What you should do
Write out the whole listing word for word.

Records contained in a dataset
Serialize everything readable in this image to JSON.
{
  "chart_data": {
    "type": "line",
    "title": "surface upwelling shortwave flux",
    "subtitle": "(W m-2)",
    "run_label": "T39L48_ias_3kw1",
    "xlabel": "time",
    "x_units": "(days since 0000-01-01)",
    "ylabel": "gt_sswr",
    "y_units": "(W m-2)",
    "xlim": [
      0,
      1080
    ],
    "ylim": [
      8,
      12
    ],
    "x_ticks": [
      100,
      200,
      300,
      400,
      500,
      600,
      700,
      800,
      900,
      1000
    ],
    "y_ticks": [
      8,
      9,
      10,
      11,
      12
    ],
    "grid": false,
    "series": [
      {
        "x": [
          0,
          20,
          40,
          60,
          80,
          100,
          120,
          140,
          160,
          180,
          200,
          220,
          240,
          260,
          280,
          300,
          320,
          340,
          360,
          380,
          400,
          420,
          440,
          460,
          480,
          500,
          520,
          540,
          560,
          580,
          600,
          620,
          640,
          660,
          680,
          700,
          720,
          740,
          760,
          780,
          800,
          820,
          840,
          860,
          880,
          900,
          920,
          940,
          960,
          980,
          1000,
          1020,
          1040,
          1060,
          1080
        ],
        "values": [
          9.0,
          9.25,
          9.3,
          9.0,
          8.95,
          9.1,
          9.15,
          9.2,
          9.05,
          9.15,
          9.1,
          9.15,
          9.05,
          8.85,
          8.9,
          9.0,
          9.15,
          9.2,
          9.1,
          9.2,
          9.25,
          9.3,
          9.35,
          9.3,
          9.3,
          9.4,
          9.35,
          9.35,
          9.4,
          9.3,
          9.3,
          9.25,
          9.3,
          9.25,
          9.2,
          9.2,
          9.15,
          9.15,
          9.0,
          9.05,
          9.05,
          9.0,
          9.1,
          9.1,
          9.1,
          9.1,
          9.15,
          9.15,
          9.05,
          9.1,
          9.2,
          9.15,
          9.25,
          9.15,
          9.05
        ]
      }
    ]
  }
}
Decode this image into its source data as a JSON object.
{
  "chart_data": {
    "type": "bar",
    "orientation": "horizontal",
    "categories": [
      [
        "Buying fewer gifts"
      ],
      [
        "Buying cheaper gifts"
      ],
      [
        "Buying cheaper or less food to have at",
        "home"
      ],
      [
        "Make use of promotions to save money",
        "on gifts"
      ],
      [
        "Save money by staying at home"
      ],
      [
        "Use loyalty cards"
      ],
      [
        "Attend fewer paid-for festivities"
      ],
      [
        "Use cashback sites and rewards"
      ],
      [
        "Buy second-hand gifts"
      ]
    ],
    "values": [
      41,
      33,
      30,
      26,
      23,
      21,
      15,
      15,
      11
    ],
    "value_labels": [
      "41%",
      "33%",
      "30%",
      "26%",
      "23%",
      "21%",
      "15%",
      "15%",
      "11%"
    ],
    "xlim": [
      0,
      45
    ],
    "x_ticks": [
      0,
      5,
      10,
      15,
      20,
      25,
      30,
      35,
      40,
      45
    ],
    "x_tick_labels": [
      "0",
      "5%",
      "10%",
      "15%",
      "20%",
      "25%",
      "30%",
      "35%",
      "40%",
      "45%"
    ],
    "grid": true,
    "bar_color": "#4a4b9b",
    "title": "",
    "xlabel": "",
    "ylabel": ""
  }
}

Written response
Serialize everything readable in this image to JSON.
{
  "chart_data": {
    "type": "line",
    "title": "surface upwelling shortwave flux",
    "subtitle": "(W m-2)",
    "run_label": "T39L48_ias_3kw1",
    "xlabel": "time",
    "x_units": "(days since 0000-01-01)",
    "ylabel": "gt_sswr",
    "y_units": "(W m-2)",
    "xlim": [
      0,
      1080
    ],
    "ylim": [
      8,
      12
    ],
    "x_ticks": [
      100,
      200,
      300,
      400,
      500,
      600,
      700,
      800,
      900,
      1000
    ],
    "y_ticks": [
      8,
      9,
      10,
      11,
      12
    ],
    "grid": false,
    "series": [
      {
        "x": [
          0,
          20,
          40,
          60,
          80,
          100,
          120,
          140,
          160,
          180,
          200,
          220,
          240,
          260,
          280,
          300,
          320,
          340,
          360,
          380,
          400,
          420,
          440,
          460,
          480,
          500,
          520,
          540,
          560,
          580,
          600,
          620,
          640,
          660,
          680,
          700,
          720,
          740,
          760,
          780,
          800,
          820,
          840,
          860,
          880,
          900,
          920,
          940,
          960,
          980,
          1000,
          1020,
          1040,
          1060,
          1080
        ],
        "values": [
          9.0,
          9.25,
          9.3,
          9.0,
          8.95,
          9.1,
          9.15,
          9.2,
          9.05,
          9.15,
          9.1,
          9.15,
          9.05,
          8.85,
          8.9,
          9.0,
          9.15,
          9.2,
          9.1,
          9.2,
          9.25,
          9.3,
          9.35,
          9.3,
          9.3,
          9.4,
          9.35,
          9.35,
          9.4,
          9.3,
          9.3,
          9.25,
          9.3,
          9.25,
          9.2,
          9.2,
          9.15,
          9.15,
          9.0,
          9.05,
          9.05,
          9.0,
          9.1,
          9.1,
          9.1,
          9.1,
          9.15,
          9.15,
          9.05,
          9.1,
          9.2,
          9.15,
          9.25,
          9.15,
          9.05
        ]
      }
    ]
  }
}
Decode this image into its source data as a JSON object.
{
  "chart_data": {
    "type": "bar",
    "orientation": "horizontal",
    "categories": [
      [
        "Buying fewer gifts"
      ],
      [
        "Buying cheaper gifts"
      ],
      [
        "Buying cheaper or less food to have at",
        "home"
      ],
      [
        "Make use of promotions to save money",
        "on gifts"
      ],
      [
        "Save money by staying at home"
      ],
      [
        "Use loyalty cards"
      ],
      [
        "Attend fewer paid-for festivities"
      ],
      [
        "Use cashback sites and rewards"
      ],
      [
        "Buy second-hand gifts"
      ]
    ],
    "values": [
      41,
      33,
      30,
      26,
      23,
      21,
      15,
      15,
      11
    ],
    "value_labels": [
      "41%",
      "33%",
      "30%",
      "26%",
      "23%",
      "21%",
      "15%",
      "15%",
      "11%"
    ],
    "xlim": [
      0,
      45
    ],
    "x_ticks": [
      0,
      5,
      10,
      15,
      20,
      25,
      30,
      35,
      40,
      45
    ],
    "x_tick_labels": [
      "0",
      "5%",
      "10%",
      "15%",
      "20%",
      "25%",
      "30%",
      "35%",
      "40%",
      "45%"
    ],
    "grid": true,
    "bar_color": "#4a4b9b",
    "title": "",
    "xlabel": "",
    "ylabel": ""
  }
}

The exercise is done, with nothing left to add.